** EXCERPTED RECORDS follows **

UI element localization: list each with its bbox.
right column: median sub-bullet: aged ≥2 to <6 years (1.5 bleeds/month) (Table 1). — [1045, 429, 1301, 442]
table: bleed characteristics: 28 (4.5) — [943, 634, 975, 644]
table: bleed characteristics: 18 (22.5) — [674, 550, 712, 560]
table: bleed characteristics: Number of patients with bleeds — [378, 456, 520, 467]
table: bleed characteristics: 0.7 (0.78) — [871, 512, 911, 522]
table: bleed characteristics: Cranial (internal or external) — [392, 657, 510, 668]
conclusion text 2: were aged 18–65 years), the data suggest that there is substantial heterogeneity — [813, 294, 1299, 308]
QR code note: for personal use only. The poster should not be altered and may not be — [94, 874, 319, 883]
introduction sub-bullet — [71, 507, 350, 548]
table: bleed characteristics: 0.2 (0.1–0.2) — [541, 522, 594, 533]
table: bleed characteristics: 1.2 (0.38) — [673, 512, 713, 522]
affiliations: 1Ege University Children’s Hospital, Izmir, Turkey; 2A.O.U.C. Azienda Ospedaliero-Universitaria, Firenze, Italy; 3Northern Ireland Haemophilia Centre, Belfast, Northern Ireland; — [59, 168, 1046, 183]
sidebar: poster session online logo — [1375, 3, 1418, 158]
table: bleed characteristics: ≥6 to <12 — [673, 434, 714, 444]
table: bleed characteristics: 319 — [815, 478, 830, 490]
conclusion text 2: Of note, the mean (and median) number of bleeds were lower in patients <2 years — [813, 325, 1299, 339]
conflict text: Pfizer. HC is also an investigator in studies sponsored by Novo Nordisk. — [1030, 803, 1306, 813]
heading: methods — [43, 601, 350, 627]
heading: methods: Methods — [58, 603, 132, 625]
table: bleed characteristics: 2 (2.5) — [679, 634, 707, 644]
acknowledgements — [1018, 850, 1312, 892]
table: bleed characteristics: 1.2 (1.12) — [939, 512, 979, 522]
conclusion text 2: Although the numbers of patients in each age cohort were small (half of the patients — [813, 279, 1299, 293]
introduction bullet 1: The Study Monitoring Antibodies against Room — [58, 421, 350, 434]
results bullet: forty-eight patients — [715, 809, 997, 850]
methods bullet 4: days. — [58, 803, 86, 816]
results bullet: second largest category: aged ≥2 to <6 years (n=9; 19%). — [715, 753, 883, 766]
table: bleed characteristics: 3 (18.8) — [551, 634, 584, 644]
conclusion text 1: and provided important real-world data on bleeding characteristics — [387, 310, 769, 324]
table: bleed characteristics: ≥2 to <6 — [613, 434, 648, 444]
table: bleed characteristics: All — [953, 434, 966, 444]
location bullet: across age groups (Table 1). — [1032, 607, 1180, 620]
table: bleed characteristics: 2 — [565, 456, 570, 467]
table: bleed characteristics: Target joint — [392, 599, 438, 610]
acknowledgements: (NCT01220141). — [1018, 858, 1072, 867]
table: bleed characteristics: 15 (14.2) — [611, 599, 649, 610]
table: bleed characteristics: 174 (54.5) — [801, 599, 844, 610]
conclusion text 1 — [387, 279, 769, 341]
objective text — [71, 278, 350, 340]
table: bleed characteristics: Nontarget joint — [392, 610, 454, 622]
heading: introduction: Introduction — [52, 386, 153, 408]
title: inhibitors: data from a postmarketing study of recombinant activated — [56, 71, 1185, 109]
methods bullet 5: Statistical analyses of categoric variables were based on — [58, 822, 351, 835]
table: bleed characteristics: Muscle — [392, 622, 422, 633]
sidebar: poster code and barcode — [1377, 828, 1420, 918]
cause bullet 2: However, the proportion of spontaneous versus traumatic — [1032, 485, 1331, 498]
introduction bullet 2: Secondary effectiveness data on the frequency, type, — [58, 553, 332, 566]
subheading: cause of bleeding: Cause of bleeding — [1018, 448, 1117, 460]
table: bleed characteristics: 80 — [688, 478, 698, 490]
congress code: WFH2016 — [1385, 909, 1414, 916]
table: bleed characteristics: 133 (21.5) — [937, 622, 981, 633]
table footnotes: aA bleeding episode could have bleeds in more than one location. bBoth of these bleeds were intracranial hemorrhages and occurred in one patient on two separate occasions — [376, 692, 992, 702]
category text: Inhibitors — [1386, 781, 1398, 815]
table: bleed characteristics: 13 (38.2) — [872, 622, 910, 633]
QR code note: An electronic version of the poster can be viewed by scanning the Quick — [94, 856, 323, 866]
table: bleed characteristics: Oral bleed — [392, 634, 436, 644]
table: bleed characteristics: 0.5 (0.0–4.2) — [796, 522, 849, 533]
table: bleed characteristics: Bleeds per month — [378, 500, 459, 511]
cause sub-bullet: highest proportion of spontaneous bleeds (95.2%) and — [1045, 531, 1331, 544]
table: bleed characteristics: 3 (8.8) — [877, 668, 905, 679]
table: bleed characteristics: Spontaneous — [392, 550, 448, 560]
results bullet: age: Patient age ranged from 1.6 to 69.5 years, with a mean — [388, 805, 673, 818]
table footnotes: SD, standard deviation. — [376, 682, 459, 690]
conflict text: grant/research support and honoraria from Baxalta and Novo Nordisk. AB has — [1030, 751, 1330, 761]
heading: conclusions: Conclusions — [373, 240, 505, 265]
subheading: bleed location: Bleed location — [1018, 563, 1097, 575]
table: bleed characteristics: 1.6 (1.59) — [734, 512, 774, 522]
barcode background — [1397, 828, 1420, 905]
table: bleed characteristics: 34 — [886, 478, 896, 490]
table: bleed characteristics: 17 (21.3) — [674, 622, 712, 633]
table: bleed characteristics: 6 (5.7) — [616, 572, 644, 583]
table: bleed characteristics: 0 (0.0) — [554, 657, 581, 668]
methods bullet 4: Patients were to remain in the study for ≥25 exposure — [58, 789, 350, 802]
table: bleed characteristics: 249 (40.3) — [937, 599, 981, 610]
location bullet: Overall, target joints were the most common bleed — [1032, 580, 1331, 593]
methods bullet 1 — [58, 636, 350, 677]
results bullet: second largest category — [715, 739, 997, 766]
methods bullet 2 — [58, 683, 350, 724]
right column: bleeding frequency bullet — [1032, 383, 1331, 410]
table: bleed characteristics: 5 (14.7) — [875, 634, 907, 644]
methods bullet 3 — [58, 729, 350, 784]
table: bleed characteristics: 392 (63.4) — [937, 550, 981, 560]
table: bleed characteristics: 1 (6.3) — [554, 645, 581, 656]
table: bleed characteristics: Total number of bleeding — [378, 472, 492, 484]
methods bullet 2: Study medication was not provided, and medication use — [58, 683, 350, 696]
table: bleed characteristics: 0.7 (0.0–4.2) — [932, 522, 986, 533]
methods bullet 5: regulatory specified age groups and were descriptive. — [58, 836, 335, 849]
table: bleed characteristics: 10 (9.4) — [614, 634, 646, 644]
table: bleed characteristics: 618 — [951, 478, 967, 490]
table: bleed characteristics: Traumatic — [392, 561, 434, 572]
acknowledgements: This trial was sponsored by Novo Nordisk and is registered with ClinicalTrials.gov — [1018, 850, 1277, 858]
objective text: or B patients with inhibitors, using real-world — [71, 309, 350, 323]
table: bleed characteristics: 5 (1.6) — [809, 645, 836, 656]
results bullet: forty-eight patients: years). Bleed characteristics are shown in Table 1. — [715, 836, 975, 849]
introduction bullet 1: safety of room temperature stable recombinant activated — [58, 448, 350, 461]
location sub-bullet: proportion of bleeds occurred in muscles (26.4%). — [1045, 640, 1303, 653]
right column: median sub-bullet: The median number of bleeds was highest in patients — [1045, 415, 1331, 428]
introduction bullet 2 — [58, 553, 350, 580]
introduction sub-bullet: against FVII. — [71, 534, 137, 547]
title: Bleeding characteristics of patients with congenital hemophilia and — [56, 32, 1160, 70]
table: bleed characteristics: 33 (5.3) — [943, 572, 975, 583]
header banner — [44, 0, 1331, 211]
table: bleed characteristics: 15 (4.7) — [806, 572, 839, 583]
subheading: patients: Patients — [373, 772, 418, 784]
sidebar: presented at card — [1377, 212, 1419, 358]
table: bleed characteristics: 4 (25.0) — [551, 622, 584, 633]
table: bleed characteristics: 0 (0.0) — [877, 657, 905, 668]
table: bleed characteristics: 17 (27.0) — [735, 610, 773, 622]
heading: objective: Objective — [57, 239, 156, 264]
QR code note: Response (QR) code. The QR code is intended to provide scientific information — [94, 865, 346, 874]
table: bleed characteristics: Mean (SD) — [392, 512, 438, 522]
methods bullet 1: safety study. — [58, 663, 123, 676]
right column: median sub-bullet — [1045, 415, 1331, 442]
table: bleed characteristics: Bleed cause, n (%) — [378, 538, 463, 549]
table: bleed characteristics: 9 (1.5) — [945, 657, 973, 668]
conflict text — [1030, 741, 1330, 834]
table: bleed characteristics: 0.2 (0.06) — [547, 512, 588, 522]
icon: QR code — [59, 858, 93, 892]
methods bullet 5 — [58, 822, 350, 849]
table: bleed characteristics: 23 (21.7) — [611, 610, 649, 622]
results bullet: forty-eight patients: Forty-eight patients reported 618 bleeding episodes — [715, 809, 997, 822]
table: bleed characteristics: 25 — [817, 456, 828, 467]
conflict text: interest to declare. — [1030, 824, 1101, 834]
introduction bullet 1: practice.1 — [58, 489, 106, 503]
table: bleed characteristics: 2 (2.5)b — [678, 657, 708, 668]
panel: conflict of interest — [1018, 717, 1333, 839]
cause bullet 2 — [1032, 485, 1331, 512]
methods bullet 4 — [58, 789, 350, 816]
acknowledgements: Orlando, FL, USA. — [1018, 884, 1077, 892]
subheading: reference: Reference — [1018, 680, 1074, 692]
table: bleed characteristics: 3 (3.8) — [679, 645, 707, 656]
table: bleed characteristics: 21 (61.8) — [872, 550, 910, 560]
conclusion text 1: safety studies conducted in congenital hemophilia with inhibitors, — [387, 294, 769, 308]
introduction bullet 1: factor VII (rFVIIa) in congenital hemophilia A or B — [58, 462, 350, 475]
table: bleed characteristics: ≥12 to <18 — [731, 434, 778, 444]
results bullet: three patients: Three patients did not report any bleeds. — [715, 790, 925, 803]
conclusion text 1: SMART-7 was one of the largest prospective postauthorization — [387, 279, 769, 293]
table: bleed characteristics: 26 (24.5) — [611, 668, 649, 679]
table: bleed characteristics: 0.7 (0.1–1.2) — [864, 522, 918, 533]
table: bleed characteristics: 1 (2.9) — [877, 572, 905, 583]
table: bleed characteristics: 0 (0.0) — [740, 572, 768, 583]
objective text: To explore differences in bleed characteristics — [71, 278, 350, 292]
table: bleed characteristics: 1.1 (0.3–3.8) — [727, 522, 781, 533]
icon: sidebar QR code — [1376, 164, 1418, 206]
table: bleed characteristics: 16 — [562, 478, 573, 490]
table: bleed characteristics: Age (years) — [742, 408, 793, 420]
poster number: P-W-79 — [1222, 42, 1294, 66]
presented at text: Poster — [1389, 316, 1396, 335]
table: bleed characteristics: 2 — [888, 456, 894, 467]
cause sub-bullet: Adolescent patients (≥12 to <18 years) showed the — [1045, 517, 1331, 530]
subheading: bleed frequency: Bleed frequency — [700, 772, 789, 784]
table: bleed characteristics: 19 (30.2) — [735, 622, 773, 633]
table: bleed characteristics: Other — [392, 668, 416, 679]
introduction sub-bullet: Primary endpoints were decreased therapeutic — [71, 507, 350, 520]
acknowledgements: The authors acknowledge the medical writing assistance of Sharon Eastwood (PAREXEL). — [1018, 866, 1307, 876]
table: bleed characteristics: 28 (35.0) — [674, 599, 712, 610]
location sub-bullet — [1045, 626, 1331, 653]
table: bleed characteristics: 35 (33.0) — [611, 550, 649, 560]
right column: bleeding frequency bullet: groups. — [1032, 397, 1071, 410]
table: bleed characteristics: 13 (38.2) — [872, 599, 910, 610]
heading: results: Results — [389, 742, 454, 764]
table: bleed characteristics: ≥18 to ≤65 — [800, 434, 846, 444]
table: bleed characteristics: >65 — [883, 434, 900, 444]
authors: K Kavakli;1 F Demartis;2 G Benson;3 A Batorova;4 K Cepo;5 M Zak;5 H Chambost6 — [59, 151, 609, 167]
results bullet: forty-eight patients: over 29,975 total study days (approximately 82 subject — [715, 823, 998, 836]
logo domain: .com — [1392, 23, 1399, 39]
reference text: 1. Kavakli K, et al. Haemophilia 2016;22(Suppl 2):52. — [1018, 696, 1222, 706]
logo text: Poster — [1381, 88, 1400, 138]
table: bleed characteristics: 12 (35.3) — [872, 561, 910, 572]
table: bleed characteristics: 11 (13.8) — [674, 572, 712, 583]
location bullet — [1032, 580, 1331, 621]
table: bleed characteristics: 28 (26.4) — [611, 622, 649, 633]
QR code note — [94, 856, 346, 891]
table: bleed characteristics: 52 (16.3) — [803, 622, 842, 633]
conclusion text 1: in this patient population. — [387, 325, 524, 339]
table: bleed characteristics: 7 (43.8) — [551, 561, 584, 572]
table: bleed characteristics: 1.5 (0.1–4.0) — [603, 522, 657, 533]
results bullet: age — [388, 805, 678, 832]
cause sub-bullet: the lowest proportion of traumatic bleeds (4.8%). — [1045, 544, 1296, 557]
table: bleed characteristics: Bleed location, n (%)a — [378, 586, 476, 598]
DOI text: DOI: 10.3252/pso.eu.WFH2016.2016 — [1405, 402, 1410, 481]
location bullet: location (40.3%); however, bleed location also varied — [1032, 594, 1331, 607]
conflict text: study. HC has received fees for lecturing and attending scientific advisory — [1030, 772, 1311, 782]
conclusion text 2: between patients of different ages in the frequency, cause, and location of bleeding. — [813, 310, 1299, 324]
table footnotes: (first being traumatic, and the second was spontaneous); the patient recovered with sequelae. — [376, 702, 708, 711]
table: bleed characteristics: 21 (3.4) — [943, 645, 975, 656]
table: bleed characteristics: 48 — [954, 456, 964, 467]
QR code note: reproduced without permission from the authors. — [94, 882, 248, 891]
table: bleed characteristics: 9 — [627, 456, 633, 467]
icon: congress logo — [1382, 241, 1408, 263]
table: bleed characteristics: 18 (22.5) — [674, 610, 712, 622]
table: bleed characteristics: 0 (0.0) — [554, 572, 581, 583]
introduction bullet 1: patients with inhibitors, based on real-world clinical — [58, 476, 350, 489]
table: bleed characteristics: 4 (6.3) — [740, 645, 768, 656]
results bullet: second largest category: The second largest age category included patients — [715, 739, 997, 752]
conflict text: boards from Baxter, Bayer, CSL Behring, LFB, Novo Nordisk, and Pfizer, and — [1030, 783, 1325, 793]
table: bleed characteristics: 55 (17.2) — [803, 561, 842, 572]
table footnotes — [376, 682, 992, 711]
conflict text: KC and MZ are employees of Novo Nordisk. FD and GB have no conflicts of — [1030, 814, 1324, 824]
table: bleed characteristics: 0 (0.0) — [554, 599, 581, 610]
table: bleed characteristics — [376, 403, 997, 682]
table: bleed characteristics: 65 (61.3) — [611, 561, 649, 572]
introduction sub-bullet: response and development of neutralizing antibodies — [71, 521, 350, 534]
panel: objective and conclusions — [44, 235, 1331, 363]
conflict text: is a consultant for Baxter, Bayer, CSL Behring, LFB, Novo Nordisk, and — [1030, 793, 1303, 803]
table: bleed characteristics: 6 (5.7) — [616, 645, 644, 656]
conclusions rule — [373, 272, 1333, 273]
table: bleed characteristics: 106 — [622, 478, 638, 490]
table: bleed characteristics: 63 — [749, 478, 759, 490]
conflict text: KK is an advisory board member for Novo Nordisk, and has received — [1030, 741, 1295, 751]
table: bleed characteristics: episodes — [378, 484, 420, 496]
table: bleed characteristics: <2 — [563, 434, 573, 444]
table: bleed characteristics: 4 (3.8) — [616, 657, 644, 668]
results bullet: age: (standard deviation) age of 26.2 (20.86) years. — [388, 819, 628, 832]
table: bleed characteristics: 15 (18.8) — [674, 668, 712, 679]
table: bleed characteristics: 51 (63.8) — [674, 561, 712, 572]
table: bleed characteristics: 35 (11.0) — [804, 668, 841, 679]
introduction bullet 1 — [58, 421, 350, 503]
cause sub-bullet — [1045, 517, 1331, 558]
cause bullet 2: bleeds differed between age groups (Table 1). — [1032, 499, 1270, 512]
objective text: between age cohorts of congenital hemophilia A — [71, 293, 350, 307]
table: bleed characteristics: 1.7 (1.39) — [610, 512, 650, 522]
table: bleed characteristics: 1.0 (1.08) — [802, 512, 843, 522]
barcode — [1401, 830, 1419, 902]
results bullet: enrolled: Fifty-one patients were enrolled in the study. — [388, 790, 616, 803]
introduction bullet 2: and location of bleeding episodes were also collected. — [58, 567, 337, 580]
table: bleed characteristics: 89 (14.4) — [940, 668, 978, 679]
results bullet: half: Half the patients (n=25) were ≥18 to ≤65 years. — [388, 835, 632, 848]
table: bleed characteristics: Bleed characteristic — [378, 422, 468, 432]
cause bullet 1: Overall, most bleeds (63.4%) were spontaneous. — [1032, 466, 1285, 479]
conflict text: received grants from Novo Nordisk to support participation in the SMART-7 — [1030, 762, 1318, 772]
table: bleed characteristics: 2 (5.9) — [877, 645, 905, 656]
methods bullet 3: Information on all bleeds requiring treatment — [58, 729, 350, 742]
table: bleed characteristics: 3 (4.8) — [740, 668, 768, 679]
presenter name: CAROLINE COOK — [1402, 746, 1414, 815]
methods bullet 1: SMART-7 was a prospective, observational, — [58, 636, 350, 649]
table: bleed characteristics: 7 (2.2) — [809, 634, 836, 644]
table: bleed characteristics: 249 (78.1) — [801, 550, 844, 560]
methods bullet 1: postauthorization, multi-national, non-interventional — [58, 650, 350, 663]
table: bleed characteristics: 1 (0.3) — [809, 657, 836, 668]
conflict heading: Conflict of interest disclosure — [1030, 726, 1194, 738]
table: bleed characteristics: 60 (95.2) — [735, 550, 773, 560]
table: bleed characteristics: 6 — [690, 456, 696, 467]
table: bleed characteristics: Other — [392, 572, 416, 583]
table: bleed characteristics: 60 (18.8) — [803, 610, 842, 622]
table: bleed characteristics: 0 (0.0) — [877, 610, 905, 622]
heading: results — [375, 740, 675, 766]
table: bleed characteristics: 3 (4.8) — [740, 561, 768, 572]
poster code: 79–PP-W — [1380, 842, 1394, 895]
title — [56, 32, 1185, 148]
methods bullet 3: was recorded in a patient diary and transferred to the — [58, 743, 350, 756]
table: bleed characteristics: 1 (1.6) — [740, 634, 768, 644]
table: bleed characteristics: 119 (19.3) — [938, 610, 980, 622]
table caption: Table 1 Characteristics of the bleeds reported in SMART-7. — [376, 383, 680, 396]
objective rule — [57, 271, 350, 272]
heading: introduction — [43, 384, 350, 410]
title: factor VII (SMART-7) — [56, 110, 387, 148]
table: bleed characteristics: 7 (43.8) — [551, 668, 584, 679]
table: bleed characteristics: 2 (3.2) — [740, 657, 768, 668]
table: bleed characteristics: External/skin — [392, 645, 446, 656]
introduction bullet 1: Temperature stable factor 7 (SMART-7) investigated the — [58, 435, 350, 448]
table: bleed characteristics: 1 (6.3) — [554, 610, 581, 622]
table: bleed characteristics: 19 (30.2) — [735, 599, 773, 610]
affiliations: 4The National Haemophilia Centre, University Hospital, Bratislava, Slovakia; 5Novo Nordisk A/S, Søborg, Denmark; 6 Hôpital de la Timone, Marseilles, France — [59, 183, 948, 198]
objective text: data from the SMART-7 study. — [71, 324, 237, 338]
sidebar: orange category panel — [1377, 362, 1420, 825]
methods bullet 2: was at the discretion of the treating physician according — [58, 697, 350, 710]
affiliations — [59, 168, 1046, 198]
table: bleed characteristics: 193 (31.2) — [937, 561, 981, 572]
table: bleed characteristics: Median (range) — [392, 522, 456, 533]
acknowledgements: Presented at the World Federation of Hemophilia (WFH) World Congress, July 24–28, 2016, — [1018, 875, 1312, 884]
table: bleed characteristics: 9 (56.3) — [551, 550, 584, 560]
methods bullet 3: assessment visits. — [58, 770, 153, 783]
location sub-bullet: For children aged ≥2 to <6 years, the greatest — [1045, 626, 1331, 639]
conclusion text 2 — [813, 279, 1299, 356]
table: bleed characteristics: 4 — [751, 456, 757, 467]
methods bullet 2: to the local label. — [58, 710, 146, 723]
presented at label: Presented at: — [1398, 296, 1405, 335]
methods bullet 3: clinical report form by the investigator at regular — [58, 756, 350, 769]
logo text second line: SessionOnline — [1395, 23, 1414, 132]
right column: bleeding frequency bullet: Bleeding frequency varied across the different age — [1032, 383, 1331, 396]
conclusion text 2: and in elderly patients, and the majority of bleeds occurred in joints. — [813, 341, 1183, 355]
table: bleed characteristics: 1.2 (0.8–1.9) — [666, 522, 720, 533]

** End of EXCERPTED RECORDS **

▸ **WORK TASK**
Read through the entries above, and wherever a line holds the string "support", copy it.

▸ **RESPONSE FOR THIS EXERCISE**
conflict text: grant/research support and honoraria from Baxalta and Novo Nordisk. AB has — [1030, 751, 1330, 761]
conflict text: received grants from Novo Nordisk to support participation in the SMART-7 — [1030, 762, 1318, 772]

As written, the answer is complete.